■ EXERCISE TASK ■
Repeat the whole listing below, word for word.

■ MATERIAL ■
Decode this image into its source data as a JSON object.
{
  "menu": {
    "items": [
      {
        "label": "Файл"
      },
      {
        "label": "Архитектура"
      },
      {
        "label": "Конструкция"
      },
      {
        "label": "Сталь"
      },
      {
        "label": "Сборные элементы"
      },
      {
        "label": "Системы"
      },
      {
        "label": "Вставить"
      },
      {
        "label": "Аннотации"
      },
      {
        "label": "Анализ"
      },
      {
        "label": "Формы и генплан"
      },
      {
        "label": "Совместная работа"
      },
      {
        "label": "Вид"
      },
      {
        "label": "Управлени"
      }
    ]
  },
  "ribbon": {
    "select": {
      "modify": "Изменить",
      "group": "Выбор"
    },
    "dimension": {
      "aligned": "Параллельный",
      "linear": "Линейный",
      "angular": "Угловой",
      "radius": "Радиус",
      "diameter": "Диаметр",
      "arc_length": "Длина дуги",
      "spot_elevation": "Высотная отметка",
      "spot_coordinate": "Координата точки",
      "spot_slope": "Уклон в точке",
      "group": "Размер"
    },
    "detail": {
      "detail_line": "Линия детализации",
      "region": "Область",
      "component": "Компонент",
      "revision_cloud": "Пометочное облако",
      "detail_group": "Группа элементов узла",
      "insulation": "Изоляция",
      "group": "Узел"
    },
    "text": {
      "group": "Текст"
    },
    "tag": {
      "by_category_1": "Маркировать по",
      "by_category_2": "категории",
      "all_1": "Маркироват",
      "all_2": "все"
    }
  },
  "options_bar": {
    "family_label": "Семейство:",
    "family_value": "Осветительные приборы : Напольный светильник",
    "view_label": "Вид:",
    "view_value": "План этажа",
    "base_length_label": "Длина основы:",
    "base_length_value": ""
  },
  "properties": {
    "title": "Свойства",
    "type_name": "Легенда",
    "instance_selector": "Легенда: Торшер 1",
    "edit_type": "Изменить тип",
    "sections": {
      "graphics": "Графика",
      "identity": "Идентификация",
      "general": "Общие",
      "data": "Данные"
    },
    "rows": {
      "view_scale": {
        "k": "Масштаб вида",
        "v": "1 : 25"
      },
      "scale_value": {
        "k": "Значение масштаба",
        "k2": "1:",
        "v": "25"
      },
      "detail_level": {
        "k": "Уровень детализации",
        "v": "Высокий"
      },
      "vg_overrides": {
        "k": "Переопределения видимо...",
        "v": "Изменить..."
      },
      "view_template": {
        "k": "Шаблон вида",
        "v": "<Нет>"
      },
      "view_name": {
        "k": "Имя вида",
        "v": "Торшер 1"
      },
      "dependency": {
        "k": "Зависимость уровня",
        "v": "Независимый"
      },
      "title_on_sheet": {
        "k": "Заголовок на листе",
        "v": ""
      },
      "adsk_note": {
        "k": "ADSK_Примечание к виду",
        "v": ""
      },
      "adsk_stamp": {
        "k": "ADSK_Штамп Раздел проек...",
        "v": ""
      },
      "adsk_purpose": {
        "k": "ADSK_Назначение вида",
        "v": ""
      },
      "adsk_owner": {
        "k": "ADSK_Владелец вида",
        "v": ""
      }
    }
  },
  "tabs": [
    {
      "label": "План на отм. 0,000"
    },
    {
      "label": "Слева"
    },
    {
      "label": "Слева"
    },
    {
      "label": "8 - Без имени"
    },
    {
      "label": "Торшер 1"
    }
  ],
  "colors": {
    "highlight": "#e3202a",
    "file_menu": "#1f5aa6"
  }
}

■ OUTPUT FOR THIS EXERCISE ■
Decode this image into its source data as a JSON object.
{
  "menu": {
    "items": [
      {
        "label": "Файл"
      },
      {
        "label": "Архитектура"
      },
      {
        "label": "Конструкция"
      },
      {
        "label": "Сталь"
      },
      {
        "label": "Сборные элементы"
      },
      {
        "label": "Системы"
      },
      {
        "label": "Вставить"
      },
      {
        "label": "Аннотации"
      },
      {
        "label": "Анализ"
      },
      {
        "label": "Формы и генплан"
      },
      {
        "label": "Совместная работа"
      },
      {
        "label": "Вид"
      },
      {
        "label": "Управлени"
      }
    ]
  },
  "ribbon": {
    "select": {
      "modify": "Изменить",
      "group": "Выбор"
    },
    "dimension": {
      "aligned": "Параллельный",
      "linear": "Линейный",
      "angular": "Угловой",
      "radius": "Радиус",
      "diameter": "Диаметр",
      "arc_length": "Длина дуги",
      "spot_elevation": "Высотная отметка",
      "spot_coordinate": "Координата точки",
      "spot_slope": "Уклон в точке",
      "group": "Размер"
    },
    "detail": {
      "detail_line": "Линия детализации",
      "region": "Область",
      "component": "Компонент",
      "revision_cloud": "Пометочное облако",
      "detail_group": "Группа элементов узла",
      "insulation": "Изоляция",
      "group": "Узел"
    },
    "text": {
      "group": "Текст"
    },
    "tag": {
      "by_category_1": "Маркировать по",
      "by_category_2": "категории",
      "all_1": "Маркироват",
      "all_2": "все"
    }
  },
  "options_bar": {
    "family_label": "Семейство:",
    "family_value": "Осветительные приборы : Напольный светильник",
    "view_label": "Вид:",
    "view_value": "План этажа",
    "base_length_label": "Длина основы:",
    "base_length_value": ""
  },
  "properties": {
    "title": "Свойства",
    "type_name": "Легенда",
    "instance_selector": "Легенда: Торшер 1",
    "edit_type": "Изменить тип",
    "sections": {
      "graphics": "Графика",
      "identity": "Идентификация",
      "general": "Общие",
      "data": "Данные"
    },
    "rows": {
      "view_scale": {
        "k": "Масштаб вида",
        "v": "1 : 25"
      },
      "scale_value": {
        "k": "Значение масштаба",
        "k2": "1:",
        "v": "25"
      },
      "detail_level": {
        "k": "Уровень детализации",
        "v": "Высокий"
      },
      "vg_overrides": {
        "k": "Переопределения видимо...",
        "v": "Изменить..."
      },
      "view_template": {
        "k": "Шаблон вида",
        "v": "<Нет>"
      },
      "view_name": {
        "k": "Имя вида",
        "v": "Торшер 1"
      },
      "dependency": {
        "k": "Зависимость уровня",
        "v": "Независимый"
      },
      "title_on_sheet": {
        "k": "Заголовок на листе",
        "v": ""
      },
      "adsk_note": {
        "k": "ADSK_Примечание к виду",
        "v": ""
      },
      "adsk_stamp": {
        "k": "ADSK_Штамп Раздел проек...",
        "v": ""
      },
      "adsk_purpose": {
        "k": "ADSK_Назначение вида",
        "v": ""
      },
      "adsk_owner": {
        "k": "ADSK_Владелец вида",
        "v": ""
      }
    }
  },
  "tabs": [
    {
      "label": "План на отм. 0,000"
    },
    {
      "label": "Слева"
    },
    {
      "label": "Слева"
    },
    {
      "label": "8 - Без имени"
    },
    {
      "label": "Торшер 1"
    }
  ],
  "colors": {
    "highlight": "#e3202a",
    "file_menu": "#1f5aa6"
  }
}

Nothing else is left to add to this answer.